Entries shown:
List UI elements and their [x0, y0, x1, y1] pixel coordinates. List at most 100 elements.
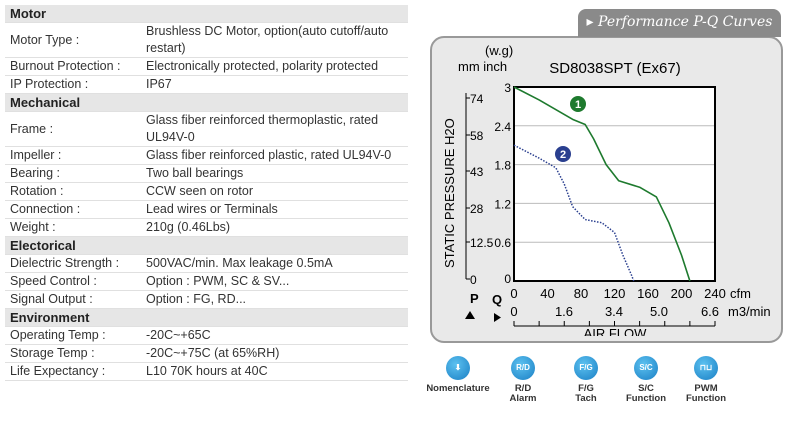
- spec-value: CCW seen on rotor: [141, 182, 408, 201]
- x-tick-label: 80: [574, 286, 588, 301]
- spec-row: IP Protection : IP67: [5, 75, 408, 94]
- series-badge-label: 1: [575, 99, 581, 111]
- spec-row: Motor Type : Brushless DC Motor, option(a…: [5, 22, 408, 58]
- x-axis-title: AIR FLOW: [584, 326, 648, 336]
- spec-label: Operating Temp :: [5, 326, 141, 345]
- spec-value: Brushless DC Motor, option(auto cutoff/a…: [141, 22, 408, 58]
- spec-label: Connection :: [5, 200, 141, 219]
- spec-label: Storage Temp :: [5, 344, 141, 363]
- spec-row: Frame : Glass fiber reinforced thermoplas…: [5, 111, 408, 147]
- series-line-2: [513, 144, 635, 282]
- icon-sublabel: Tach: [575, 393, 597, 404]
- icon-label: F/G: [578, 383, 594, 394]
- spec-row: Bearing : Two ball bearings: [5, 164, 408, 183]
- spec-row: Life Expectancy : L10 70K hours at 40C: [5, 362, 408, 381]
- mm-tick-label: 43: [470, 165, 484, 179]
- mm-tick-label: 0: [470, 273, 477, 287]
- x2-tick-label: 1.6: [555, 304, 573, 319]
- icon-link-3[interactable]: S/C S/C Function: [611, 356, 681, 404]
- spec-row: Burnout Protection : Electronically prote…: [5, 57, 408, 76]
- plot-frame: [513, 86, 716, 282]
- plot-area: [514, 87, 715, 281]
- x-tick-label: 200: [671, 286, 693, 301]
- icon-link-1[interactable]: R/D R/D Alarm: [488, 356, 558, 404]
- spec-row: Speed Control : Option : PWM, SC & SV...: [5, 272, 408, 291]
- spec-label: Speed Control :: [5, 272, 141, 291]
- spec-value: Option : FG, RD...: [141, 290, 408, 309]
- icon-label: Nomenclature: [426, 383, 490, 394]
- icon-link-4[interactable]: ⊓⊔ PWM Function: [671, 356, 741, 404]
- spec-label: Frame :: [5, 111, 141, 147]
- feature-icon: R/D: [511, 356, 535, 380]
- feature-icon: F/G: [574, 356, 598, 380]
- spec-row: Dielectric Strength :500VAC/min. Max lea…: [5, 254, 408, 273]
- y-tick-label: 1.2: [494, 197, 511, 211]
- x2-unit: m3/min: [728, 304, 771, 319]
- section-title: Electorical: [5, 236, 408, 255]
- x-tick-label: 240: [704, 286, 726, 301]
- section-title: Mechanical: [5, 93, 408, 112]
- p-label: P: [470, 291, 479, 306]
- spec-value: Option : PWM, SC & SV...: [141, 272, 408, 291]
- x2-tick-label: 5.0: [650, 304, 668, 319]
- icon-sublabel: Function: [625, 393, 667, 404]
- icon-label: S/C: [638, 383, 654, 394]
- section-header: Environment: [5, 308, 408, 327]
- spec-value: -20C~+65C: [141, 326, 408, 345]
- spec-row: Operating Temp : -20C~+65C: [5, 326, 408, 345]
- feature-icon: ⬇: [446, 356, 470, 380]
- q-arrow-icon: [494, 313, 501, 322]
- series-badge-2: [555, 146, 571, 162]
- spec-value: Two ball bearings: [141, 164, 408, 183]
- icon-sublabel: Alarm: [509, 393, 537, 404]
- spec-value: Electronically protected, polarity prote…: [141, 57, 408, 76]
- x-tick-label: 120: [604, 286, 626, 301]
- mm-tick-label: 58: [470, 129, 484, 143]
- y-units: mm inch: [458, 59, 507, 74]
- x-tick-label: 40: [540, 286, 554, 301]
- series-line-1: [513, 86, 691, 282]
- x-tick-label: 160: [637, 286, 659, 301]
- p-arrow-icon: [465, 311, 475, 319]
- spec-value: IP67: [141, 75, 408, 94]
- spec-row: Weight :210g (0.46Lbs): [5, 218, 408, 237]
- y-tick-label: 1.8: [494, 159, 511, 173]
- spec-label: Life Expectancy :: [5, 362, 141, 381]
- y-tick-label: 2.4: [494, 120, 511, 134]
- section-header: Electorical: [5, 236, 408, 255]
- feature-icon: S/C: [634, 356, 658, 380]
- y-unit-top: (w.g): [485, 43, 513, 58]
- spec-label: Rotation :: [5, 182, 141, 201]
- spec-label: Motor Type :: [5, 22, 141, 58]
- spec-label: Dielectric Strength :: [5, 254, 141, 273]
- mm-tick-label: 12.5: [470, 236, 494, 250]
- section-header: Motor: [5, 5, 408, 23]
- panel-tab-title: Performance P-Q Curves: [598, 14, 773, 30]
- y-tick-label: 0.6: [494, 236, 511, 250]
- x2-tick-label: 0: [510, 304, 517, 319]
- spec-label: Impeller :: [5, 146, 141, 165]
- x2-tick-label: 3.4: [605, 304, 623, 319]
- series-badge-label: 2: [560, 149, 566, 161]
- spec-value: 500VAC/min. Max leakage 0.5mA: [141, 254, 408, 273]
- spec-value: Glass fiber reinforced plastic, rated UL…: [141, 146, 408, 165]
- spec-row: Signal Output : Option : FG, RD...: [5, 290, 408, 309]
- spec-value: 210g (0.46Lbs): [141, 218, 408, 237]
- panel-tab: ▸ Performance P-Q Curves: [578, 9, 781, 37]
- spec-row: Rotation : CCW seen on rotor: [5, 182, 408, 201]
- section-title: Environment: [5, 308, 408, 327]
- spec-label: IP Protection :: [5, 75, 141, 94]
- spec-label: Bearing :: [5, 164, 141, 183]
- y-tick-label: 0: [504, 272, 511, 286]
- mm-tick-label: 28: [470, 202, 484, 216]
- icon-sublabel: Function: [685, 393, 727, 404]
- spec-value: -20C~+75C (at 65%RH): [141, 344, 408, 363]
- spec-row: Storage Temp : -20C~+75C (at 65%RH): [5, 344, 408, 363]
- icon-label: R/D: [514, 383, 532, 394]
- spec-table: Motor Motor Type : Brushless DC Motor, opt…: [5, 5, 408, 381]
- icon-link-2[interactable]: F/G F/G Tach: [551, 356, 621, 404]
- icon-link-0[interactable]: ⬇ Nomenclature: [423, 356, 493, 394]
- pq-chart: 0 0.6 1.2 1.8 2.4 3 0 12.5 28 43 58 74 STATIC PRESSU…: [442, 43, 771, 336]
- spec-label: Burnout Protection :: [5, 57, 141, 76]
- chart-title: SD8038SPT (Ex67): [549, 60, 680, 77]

Problem details: Format these rows as a JSON list of strings, one string per line, skipping blank lines and leaving out the pictures.

Complete output:
[
  "List UI elements and their [x0, y0, x1, y1] pixel coordinates. List at most 100 elements.",
  "- spec-value: CCW seen on rotor: [141, 182, 408, 201]",
  "- x-tick-label: 80: [574, 286, 588, 301]",
  "- spec-row: IP Protection : IP67: [5, 75, 408, 94]",
  "- series-badge-label: 1: [575, 99, 581, 111]",
  "- spec-row: Motor Type : Brushless DC Motor, option(a…: [5, 22, 408, 58]",
  "- x-axis-title: AIR FLOW: [584, 326, 648, 336]",
  "- spec-label: Operating Temp :: [5, 326, 141, 345]",
  "- spec-value: Brushless DC Motor, option(auto cutoff/a…: [141, 22, 408, 58]",
  "- spec-label: Connection :: [5, 200, 141, 219]",
  "- spec-label: Storage Temp :: [5, 344, 141, 363]",
  "- spec-row: Frame : Glass fiber reinforced thermoplas…: [5, 111, 408, 147]",
  "- series-line-2: [513, 144, 635, 282]",
  "- icon-sublabel: Tach: [575, 393, 597, 404]",
  "- icon-label: F/G: [578, 383, 594, 394]",
  "- spec-row: Bearing : Two ball bearings: [5, 164, 408, 183]",
  "- spec-row: Life Expectancy : L10 70K hours at 40C: [5, 362, 408, 381]",
  "- mm-tick-label: 43: [470, 165, 484, 179]",
  "- mm-tick-label: 0: [470, 273, 477, 287]",
  "- x2-tick-label: 1.6: [555, 304, 573, 319]",
  "- icon-link-3[interactable]: S/C S/C Function: [611, 356, 681, 404]",
  "- spec-row: Burnout Protection : Electronically prote…: [5, 57, 408, 76]",
  "- plot-frame: [513, 86, 716, 282]",
  "- plot-area: [514, 87, 715, 281]",
  "- x-tick-label: 200: [671, 286, 693, 301]",
  "- icon-link-1[interactable]: R/D R/D Alarm: [488, 356, 558, 404]",
  "- spec-row: Speed Control : Option : PWM, SC & SV...: [5, 272, 408, 291]",
  "- spec-label: Speed Control :: [5, 272, 141, 291]",
  "- spec-value: Option : FG, RD...: [141, 290, 408, 309]",
  "- icon-label: Nomenclature: [426, 383, 490, 394]",
  "- icon-link-4[interactable]: ⊓⊔ PWM Function: [671, 356, 741, 404]",
  "- spec-label: Frame :: [5, 111, 141, 147]",
  "- feature-icon: R/D: [511, 356, 535, 380]",
  "- feature-icon: F/G: [574, 356, 598, 380]",
  "- spec-row: Dielectric Strength :500VAC/min. Max lea…: [5, 254, 408, 273]",
  "- y-tick-label: 1.2: [494, 197, 511, 211]",
  "- x2-unit: m3/min: [728, 304, 771, 319]",
  "- section-title: Electorical: [5, 236, 408, 255]",
  "- x-tick-label: 240: [704, 286, 726, 301]",
  "- section-title: Mechanical: [5, 93, 408, 112]",
  "- p-label: P: [470, 291, 479, 306]",
  "- spec-value: Option : PWM, SC & SV...: [141, 272, 408, 291]",
  "- x2-tick-label: 5.0: [650, 304, 668, 319]",
  "- icon-sublabel: Function: [625, 393, 667, 404]",
  "- icon-label: S/C: [638, 383, 654, 394]",
  "- section-header: Environment: [5, 308, 408, 327]",
  "- spec-value: -20C~+65C: [141, 326, 408, 345]",
  "- spec-row: Operating Temp : -20C~+65C: [5, 326, 408, 345]",
  "- feature-icon: ⬇: [446, 356, 470, 380]",
  "- q-arrow-icon: [494, 313, 501, 322]",
  "- series-badge-2: [555, 146, 571, 162]",
  "- spec-value: Two ball bearings: [141, 164, 408, 183]",
  "- icon-sublabel: Alarm: [509, 393, 537, 404]",
  "- spec-value: Electronically protected, polarity prote…: [141, 57, 408, 76]",
  "- x-tick-label: 120: [604, 286, 626, 301]",
  "- mm-tick-label: 58: [470, 129, 484, 143]",
  "- y-units: mm inch: [458, 59, 507, 74]",
  "- x-tick-label: 40: [540, 286, 554, 301]",
  "- series-line-1: [513, 86, 691, 282]",
  "- x-tick-label: 160: [637, 286, 659, 301]",
  "- p-arrow-icon: [465, 311, 475, 319]",
  "- spec-value: IP67: [141, 75, 408, 94]",
  "- spec-row: Weight :210g (0.46Lbs): [5, 218, 408, 237]",
  "- y-tick-label: 1.8: [494, 159, 511, 173]",
  "- spec-label: Life Expectancy :: [5, 362, 141, 381]",
  "- y-tick-label: 2.4: [494, 120, 511, 134]",
  "- section-header: Electorical: [5, 236, 408, 255]",
  "- feature-icon: S/C: [634, 356, 658, 380]",
  "- y-unit-top: (w.g): [485, 43, 513, 58]",
  "- spec-label: Rotation :: [5, 182, 141, 201]",
  "- spec-label: Motor Type :: [5, 22, 141, 58]",
  "- spec-label: Dielectric Strength :: [5, 254, 141, 273]",
  "- mm-tick-label: 12.5: [470, 236, 494, 250]",
  "- section-header: Motor: [5, 5, 408, 23]",
  "- panel-tab-title: Performance P-Q Curves: [598, 14, 773, 30]",
  "- y-tick-label: 0.6: [494, 236, 511, 250]",
  "- x2-tick-label: 0: [510, 304, 517, 319]",
  "- spec-label: Impeller :: [5, 146, 141, 165]",
  "- x2-tick-label: 3.4: [605, 304, 623, 319]",
  "- series-badge-label: 2: [560, 149, 566, 161]",
  "- spec-value: 500VAC/min. Max leakage 0.5mA: [141, 254, 408, 273]",
  "- spec-value: Glass fiber reinforced plastic, rated UL…: [141, 146, 408, 165]",
  "- spec-row: Signal Output : Option : FG, RD...: [5, 290, 408, 309]",
  "- spec-value: 210g (0.46Lbs): [141, 218, 408, 237]",
  "- panel-tab: ▸ Performance P-Q Curves: [578, 9, 781, 37]",
  "- spec-row: Rotation : CCW seen on rotor: [5, 182, 408, 201]",
  "- section-title: Environment: [5, 308, 408, 327]",
  "- spec-label: IP Protection :: [5, 75, 141, 94]",
  "- spec-label: Bearing :: [5, 164, 141, 183]",
  "- y-tick-label: 0: [504, 272, 511, 286]",
  "- mm-tick-label: 28: [470, 202, 484, 216]",
  "- icon-sublabel: Function: [685, 393, 727, 404]",
  "- spec-value: -20C~+75C (at 65%RH): [141, 344, 408, 363]",
  "- spec-row: Storage Temp : -20C~+75C (at 65%RH): [5, 344, 408, 363]",
  "- icon-label: R/D: [514, 383, 532, 394]",
  "- spec-table: Motor Motor Type : Brushless DC Motor, opt…: [5, 5, 408, 381]",
  "- icon-link-2[interactable]: F/G F/G Tach: [551, 356, 621, 404]",
  "- icon-link-0[interactable]: ⬇ Nomenclature: [423, 356, 493, 394]",
  "- pq-chart: 0 0.6 1.2 1.8 2.4 3 0 12.5 28 43 58 74 STATIC PRESSU…: [442, 43, 771, 336]",
  "- spec-label: Burnout Protection :: [5, 57, 141, 76]",
  "- chart-title: SD8038SPT (Ex67): [549, 60, 680, 77]"
]